- **Written exercise**:
All of the data below must be repeated exactly.

Records from a data source:
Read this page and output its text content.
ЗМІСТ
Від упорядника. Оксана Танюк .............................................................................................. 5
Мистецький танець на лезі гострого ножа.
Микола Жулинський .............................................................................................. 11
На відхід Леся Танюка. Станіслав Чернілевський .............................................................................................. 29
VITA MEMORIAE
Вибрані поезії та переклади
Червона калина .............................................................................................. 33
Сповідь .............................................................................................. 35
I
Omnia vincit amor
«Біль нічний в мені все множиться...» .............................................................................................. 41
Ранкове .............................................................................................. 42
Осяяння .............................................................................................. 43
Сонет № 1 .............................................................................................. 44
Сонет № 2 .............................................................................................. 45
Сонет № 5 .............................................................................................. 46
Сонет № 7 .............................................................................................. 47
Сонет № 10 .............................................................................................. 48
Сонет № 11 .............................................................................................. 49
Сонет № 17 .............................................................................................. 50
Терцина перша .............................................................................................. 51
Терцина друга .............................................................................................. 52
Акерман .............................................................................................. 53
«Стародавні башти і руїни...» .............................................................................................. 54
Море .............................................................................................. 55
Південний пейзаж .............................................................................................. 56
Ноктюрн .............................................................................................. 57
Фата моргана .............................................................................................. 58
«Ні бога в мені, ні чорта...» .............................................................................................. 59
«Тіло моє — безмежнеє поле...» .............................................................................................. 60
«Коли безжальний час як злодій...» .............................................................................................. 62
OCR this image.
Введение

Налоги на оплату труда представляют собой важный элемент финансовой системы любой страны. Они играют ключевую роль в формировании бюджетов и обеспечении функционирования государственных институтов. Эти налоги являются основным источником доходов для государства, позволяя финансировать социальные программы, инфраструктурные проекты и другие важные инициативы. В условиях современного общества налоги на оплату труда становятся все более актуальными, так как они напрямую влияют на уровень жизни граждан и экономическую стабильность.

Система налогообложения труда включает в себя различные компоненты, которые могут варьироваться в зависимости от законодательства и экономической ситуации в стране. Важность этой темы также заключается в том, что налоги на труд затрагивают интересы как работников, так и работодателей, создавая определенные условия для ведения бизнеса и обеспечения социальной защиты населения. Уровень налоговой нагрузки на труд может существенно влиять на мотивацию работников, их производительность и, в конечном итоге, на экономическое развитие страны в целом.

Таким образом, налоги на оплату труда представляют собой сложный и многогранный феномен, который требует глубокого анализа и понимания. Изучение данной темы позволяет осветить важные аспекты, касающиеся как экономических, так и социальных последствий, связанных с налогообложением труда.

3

- **Output below**:
Read this page and output its text content.
ЗМІСТ
Від упорядника. Оксана Танюк .............................................................................................. 5
Мистецький танець на лезі гострого ножа.
Микола Жулинський .............................................................................................. 11
На відхід Леся Танюка. Станіслав Чернілевський .............................................................................................. 29
VITA MEMORIAE
Вибрані поезії та переклади
Червона калина .............................................................................................. 33
Сповідь .............................................................................................. 35
I
Omnia vincit amor
«Біль нічний в мені все множиться...» .............................................................................................. 41
Ранкове .............................................................................................. 42
Осяяння .............................................................................................. 43
Сонет № 1 .............................................................................................. 44
Сонет № 2 .............................................................................................. 45
Сонет № 5 .............................................................................................. 46
Сонет № 7 .............................................................................................. 47
Сонет № 10 .............................................................................................. 48
Сонет № 11 .............................................................................................. 49
Сонет № 17 .............................................................................................. 50
Терцина перша .............................................................................................. 51
Терцина друга .............................................................................................. 52
Акерман .............................................................................................. 53
«Стародавні башти і руїни...» .............................................................................................. 54
Море .............................................................................................. 55
Південний пейзаж .............................................................................................. 56
Ноктюрн .............................................................................................. 57
Фата моргана .............................................................................................. 58
«Ні бога в мені, ні чорта...» .............................................................................................. 59
«Тіло моє — безмежнеє поле...» .............................................................................................. 60
«Коли безжальний час як злодій...» .............................................................................................. 62
OCR this image.
Введение

Налоги на оплату труда представляют собой важный элемент финансовой системы любой страны. Они играют ключевую роль в формировании бюджетов и обеспечении функционирования государственных институтов. Эти налоги являются основным источником доходов для государства, позволяя финансировать социальные программы, инфраструктурные проекты и другие важные инициативы. В условиях современного общества налоги на оплату труда становятся все более актуальными, так как они напрямую влияют на уровень жизни граждан и экономическую стабильность.

Система налогообложения труда включает в себя различные компоненты, которые могут варьироваться в зависимости от законодательства и экономической ситуации в стране. Важность этой темы также заключается в том, что налоги на труд затрагивают интересы как работников, так и работодателей, создавая определенные условия для ведения бизнеса и обеспечения социальной защиты населения. Уровень налоговой нагрузки на труд может существенно влиять на мотивацию работников, их производительность и, в конечном итоге, на экономическое развитие страны в целом.

Таким образом, налоги на оплату труда представляют собой сложный и многогранный феномен, который требует глубокого анализа и понимания. Изучение данной темы позволяет осветить важные аспекты, касающиеся как экономических, так и социальных последствий, связанных с налогообложением труда.

3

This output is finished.